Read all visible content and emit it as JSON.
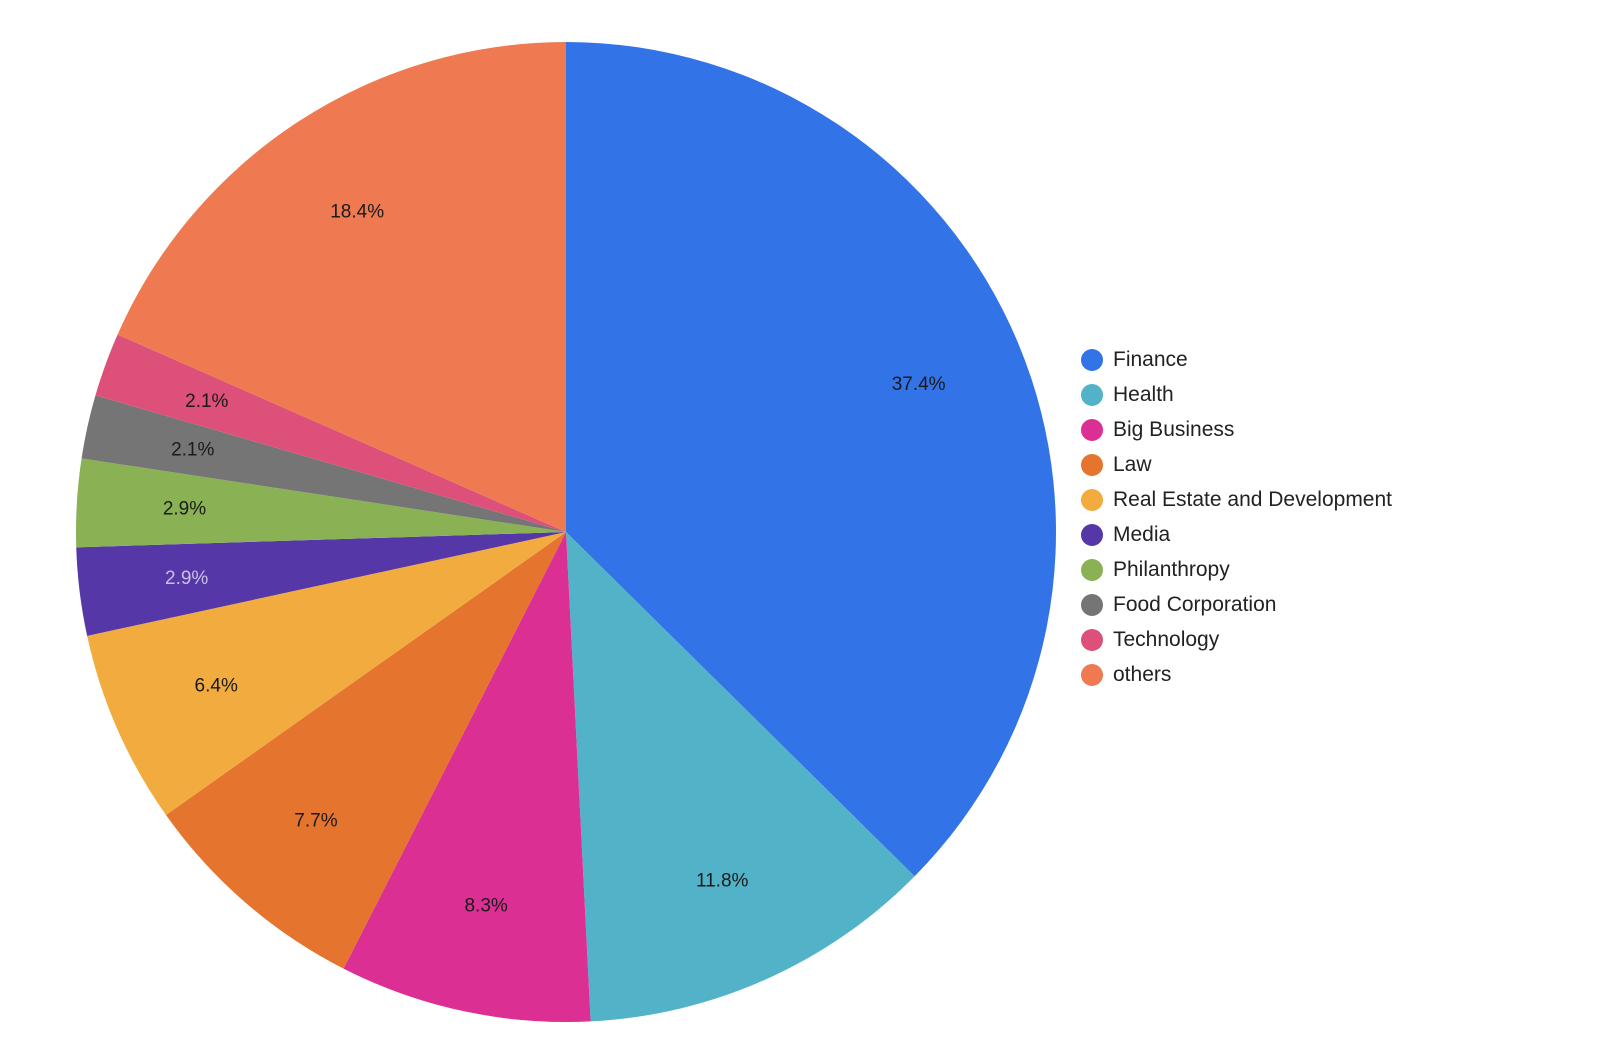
{
  "chart_data": {
    "type": "pie",
    "title": "",
    "legend_position": "right",
    "start_angle": "12 o'clock, clockwise",
    "slices": [
      {
        "label": "Finance",
        "value": 37.4,
        "value_label": "37.4%",
        "color": "#3273e8",
        "label_color": "#1a1a1a"
      },
      {
        "label": "Health",
        "value": 11.8,
        "value_label": "11.8%",
        "color": "#52b3c8",
        "label_color": "#1a1a1a"
      },
      {
        "label": "Big Business",
        "value": 8.3,
        "value_label": "8.3%",
        "color": "#dc2f94",
        "label_color": "#1a1a1a"
      },
      {
        "label": "Law",
        "value": 7.7,
        "value_label": "7.7%",
        "color": "#e5742e",
        "label_color": "#1a1a1a"
      },
      {
        "label": "Real Estate and Development",
        "value": 6.4,
        "value_label": "6.4%",
        "color": "#f2ab3e",
        "label_color": "#1a1a1a"
      },
      {
        "label": "Media",
        "value": 2.9,
        "value_label": "2.9%",
        "color": "#5637a8",
        "label_color": "#c9c2e6"
      },
      {
        "label": "Philanthropy",
        "value": 2.9,
        "value_label": "2.9%",
        "color": "#8ab254",
        "label_color": "#1a1a1a"
      },
      {
        "label": "Food Corporation",
        "value": 2.1,
        "value_label": "2.1%",
        "color": "#757575",
        "label_color": "#1a1a1a"
      },
      {
        "label": "Technology",
        "value": 2.1,
        "value_label": "2.1%",
        "color": "#dc507a",
        "label_color": "#1a1a1a"
      },
      {
        "label": "others",
        "value": 18.4,
        "value_label": "18.4%",
        "color": "#ef7a52",
        "label_color": "#1a1a1a"
      }
    ]
  }
}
※
### EXERCISE:
The data above should be repeated exactly, minus any pictures.

### SOLUTION:
Read all visible content and emit it as JSON.
{
  "chart_data": {
    "type": "pie",
    "title": "",
    "legend_position": "right",
    "start_angle": "12 o'clock, clockwise",
    "slices": [
      {
        "label": "Finance",
        "value": 37.4,
        "value_label": "37.4%",
        "color": "#3273e8",
        "label_color": "#1a1a1a"
      },
      {
        "label": "Health",
        "value": 11.8,
        "value_label": "11.8%",
        "color": "#52b3c8",
        "label_color": "#1a1a1a"
      },
      {
        "label": "Big Business",
        "value": 8.3,
        "value_label": "8.3%",
        "color": "#dc2f94",
        "label_color": "#1a1a1a"
      },
      {
        "label": "Law",
        "value": 7.7,
        "value_label": "7.7%",
        "color": "#e5742e",
        "label_color": "#1a1a1a"
      },
      {
        "label": "Real Estate and Development",
        "value": 6.4,
        "value_label": "6.4%",
        "color": "#f2ab3e",
        "label_color": "#1a1a1a"
      },
      {
        "label": "Media",
        "value": 2.9,
        "value_label": "2.9%",
        "color": "#5637a8",
        "label_color": "#c9c2e6"
      },
      {
        "label": "Philanthropy",
        "value": 2.9,
        "value_label": "2.9%",
        "color": "#8ab254",
        "label_color": "#1a1a1a"
      },
      {
        "label": "Food Corporation",
        "value": 2.1,
        "value_label": "2.1%",
        "color": "#757575",
        "label_color": "#1a1a1a"
      },
      {
        "label": "Technology",
        "value": 2.1,
        "value_label": "2.1%",
        "color": "#dc507a",
        "label_color": "#1a1a1a"
      },
      {
        "label": "others",
        "value": 18.4,
        "value_label": "18.4%",
        "color": "#ef7a52",
        "label_color": "#1a1a1a"
      }
    ]
  }
}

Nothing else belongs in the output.